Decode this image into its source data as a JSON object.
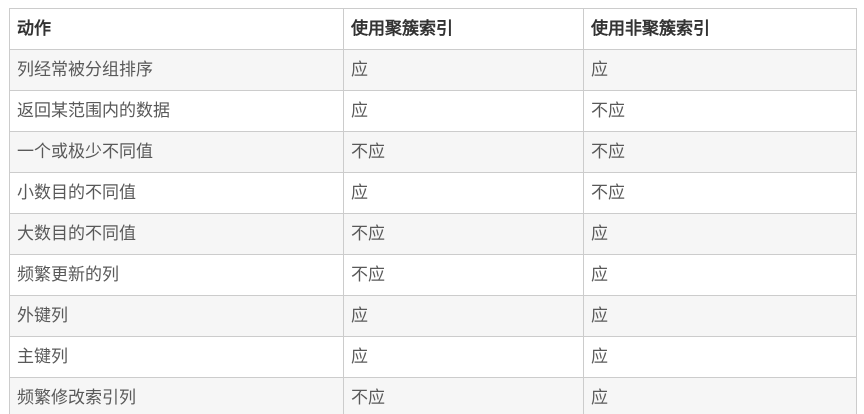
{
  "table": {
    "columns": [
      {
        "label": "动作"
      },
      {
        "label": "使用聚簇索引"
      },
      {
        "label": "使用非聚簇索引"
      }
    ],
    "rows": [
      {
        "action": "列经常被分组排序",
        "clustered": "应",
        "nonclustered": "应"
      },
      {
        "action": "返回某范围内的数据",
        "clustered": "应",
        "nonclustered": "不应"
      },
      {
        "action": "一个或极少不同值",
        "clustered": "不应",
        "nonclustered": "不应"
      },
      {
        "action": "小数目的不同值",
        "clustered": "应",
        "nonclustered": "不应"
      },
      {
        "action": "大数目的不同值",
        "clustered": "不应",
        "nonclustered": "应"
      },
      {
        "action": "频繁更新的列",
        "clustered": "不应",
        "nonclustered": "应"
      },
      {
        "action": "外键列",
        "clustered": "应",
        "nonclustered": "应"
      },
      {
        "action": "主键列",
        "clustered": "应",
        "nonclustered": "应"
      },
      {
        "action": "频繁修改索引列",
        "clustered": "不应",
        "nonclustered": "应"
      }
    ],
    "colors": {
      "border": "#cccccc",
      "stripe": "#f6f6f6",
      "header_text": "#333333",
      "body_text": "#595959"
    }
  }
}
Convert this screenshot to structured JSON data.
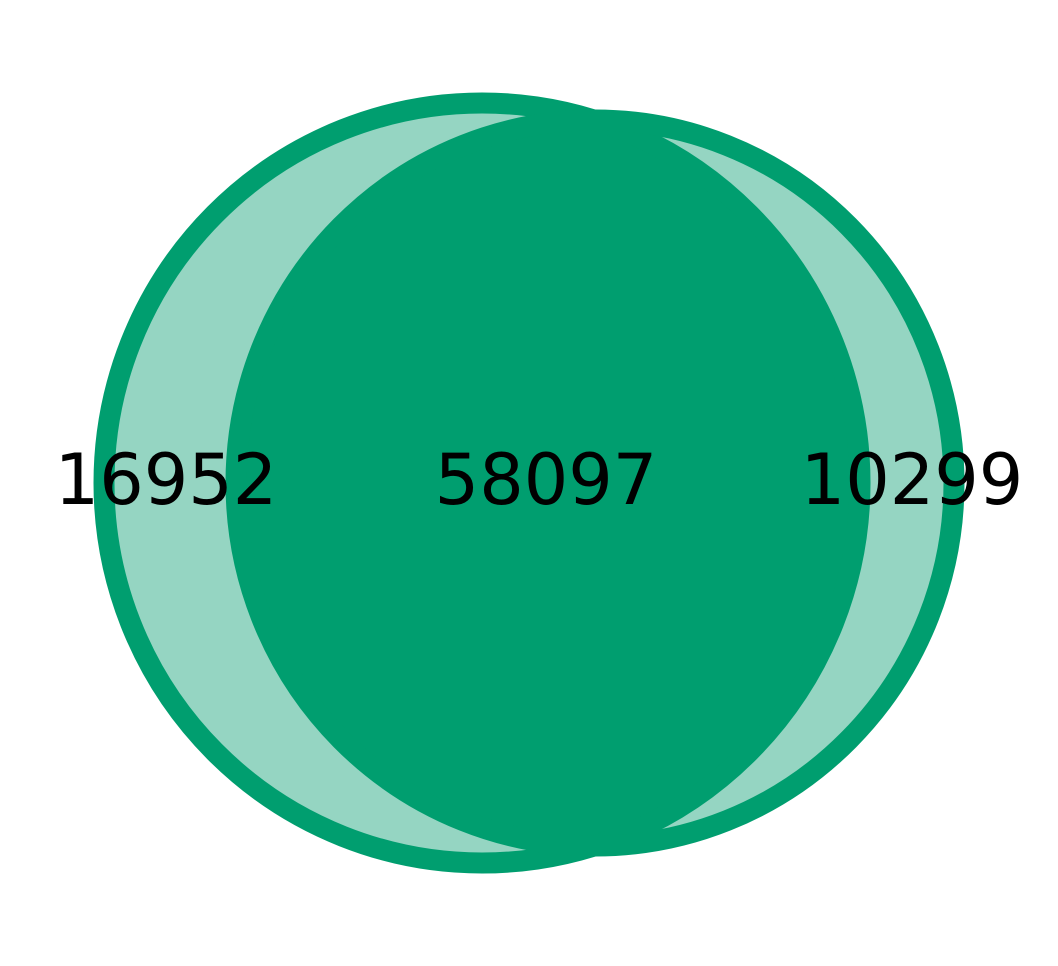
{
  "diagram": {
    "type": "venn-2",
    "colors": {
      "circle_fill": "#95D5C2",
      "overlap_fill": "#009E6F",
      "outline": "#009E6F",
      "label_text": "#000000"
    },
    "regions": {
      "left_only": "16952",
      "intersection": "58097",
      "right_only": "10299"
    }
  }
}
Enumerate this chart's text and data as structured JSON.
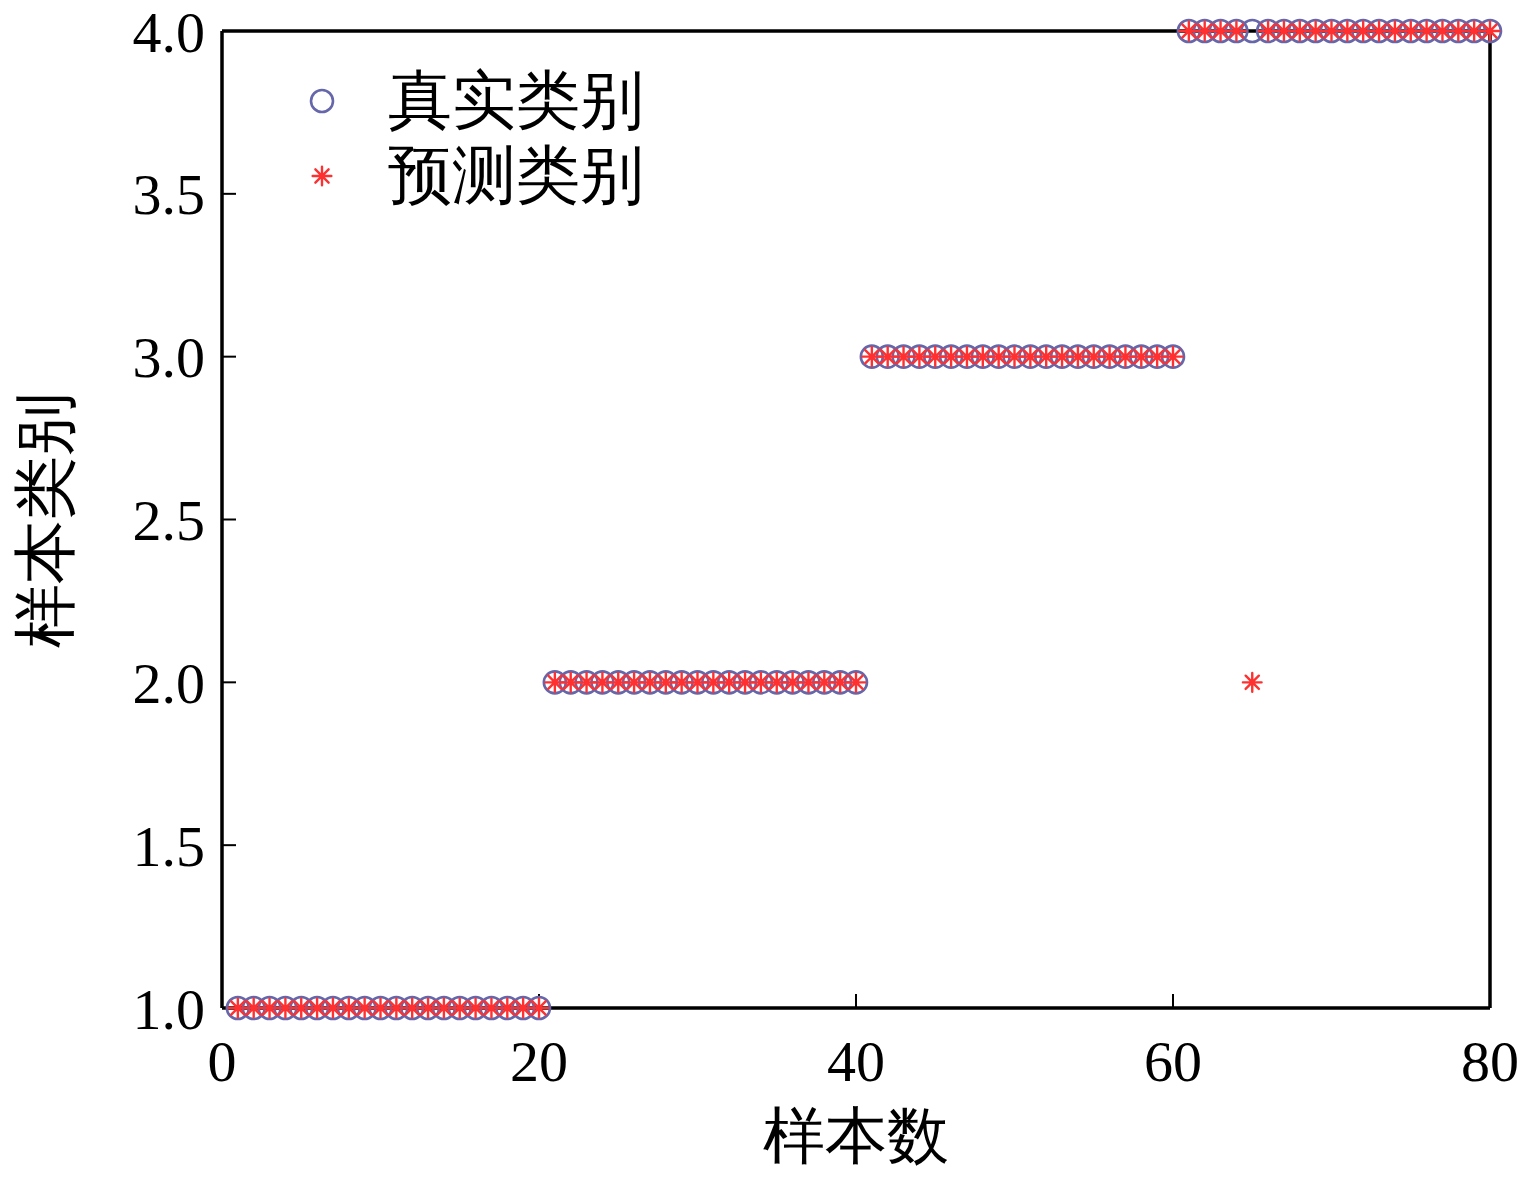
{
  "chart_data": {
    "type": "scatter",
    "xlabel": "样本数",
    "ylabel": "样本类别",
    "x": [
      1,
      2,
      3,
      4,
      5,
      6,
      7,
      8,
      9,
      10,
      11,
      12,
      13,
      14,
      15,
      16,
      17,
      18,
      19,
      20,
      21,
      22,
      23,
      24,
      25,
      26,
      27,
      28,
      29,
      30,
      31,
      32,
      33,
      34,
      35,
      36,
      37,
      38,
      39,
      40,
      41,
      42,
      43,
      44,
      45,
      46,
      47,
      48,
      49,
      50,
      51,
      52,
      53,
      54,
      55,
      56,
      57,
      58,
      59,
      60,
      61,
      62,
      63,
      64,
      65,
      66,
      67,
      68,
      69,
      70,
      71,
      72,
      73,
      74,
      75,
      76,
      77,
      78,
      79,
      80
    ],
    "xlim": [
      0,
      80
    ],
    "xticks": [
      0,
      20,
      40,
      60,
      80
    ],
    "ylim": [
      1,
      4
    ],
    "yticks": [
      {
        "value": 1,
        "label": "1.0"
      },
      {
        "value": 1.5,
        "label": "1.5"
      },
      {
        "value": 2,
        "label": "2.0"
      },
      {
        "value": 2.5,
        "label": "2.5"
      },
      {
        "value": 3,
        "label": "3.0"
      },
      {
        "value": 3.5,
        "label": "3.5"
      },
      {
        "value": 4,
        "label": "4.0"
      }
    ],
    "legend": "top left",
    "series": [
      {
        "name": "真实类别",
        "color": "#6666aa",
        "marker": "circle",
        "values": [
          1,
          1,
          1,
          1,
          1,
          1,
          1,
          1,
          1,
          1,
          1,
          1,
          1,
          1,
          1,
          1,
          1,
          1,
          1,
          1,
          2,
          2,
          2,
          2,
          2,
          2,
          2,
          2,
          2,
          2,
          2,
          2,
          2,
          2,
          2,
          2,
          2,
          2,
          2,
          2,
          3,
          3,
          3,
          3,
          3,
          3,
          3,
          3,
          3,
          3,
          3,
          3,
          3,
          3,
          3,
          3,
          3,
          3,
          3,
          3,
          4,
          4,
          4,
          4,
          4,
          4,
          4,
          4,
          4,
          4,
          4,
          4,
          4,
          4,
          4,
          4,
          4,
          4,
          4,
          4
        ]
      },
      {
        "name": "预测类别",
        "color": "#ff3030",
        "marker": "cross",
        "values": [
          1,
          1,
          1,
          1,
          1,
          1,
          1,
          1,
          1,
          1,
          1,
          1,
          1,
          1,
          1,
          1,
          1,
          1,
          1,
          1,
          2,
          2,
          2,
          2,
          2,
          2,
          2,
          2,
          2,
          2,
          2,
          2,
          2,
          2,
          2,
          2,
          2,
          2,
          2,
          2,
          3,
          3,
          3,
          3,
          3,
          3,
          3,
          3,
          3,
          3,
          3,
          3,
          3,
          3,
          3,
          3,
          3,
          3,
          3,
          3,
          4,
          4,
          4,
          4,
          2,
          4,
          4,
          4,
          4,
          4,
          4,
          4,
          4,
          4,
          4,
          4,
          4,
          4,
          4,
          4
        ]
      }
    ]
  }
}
...
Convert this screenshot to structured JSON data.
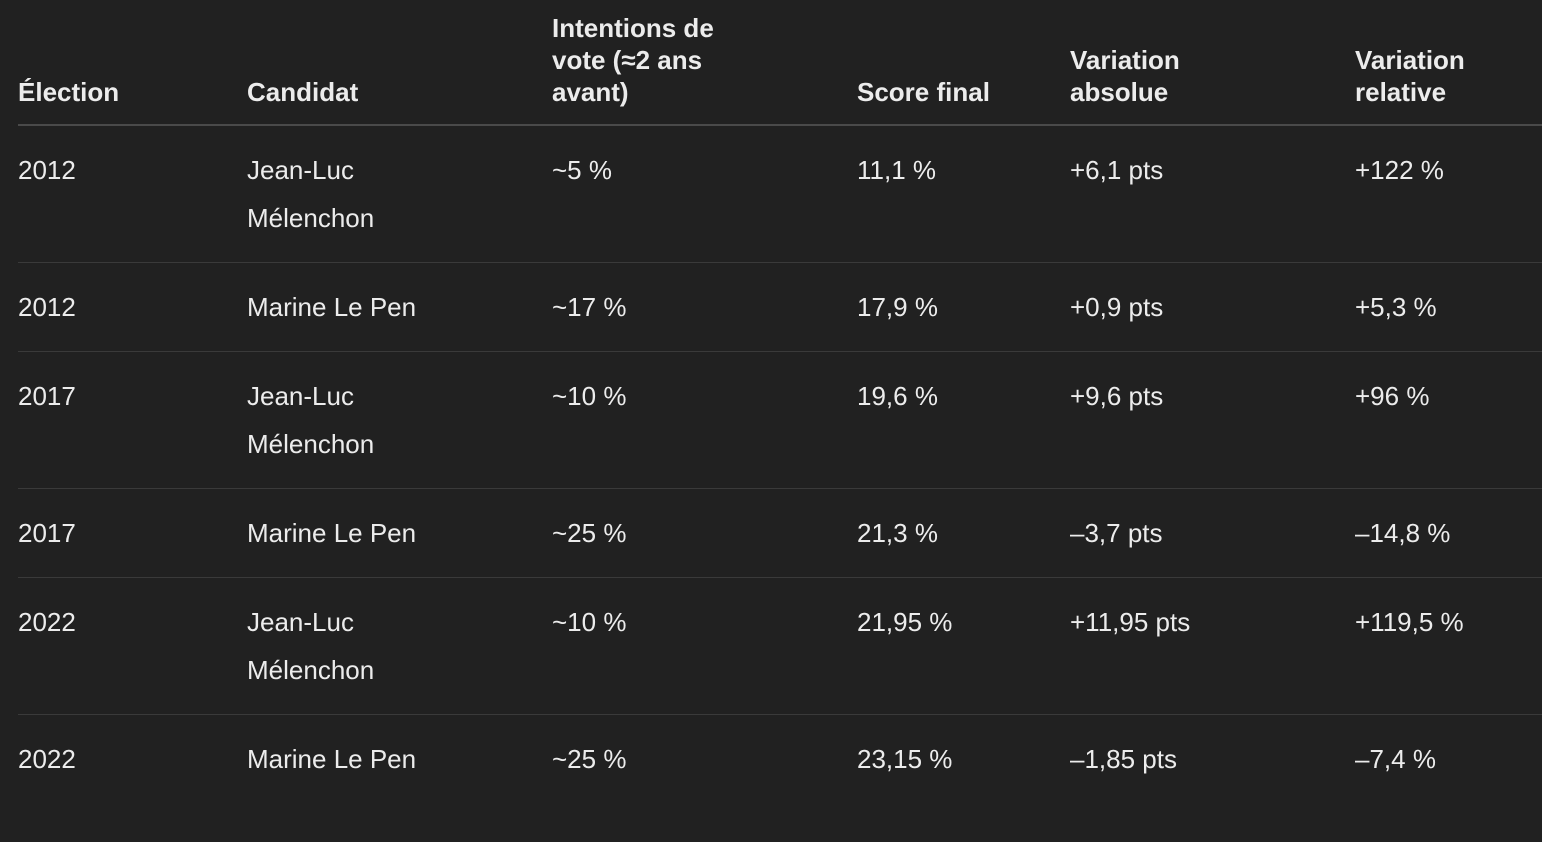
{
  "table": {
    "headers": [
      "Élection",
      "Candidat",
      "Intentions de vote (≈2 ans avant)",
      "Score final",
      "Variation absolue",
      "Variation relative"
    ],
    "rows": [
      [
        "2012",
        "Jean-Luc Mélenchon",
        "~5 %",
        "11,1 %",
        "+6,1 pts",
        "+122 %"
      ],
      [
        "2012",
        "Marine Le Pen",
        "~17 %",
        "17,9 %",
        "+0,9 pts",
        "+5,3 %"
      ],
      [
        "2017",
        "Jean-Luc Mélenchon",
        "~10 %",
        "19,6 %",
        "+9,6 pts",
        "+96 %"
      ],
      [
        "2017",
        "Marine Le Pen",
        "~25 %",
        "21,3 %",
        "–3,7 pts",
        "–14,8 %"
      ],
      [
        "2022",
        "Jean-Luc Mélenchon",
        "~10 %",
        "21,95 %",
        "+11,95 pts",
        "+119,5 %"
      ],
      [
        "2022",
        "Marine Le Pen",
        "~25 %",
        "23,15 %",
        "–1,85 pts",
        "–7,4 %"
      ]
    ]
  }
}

> _Stated goal_:
In the records above, locate every line with the string "action" and copy it.

> _Solution for this exercise_:
        "action": "列经常被分组排序",
        "action": "返回某范围内的数据",
        "action": "一个或极少不同值",
        "action": "小数目的不同值",
        "action": "大数目的不同值",
        "action": "频繁更新的列",
        "action": "外键列",
        "action": "主键列",
        "action": "频繁修改索引列",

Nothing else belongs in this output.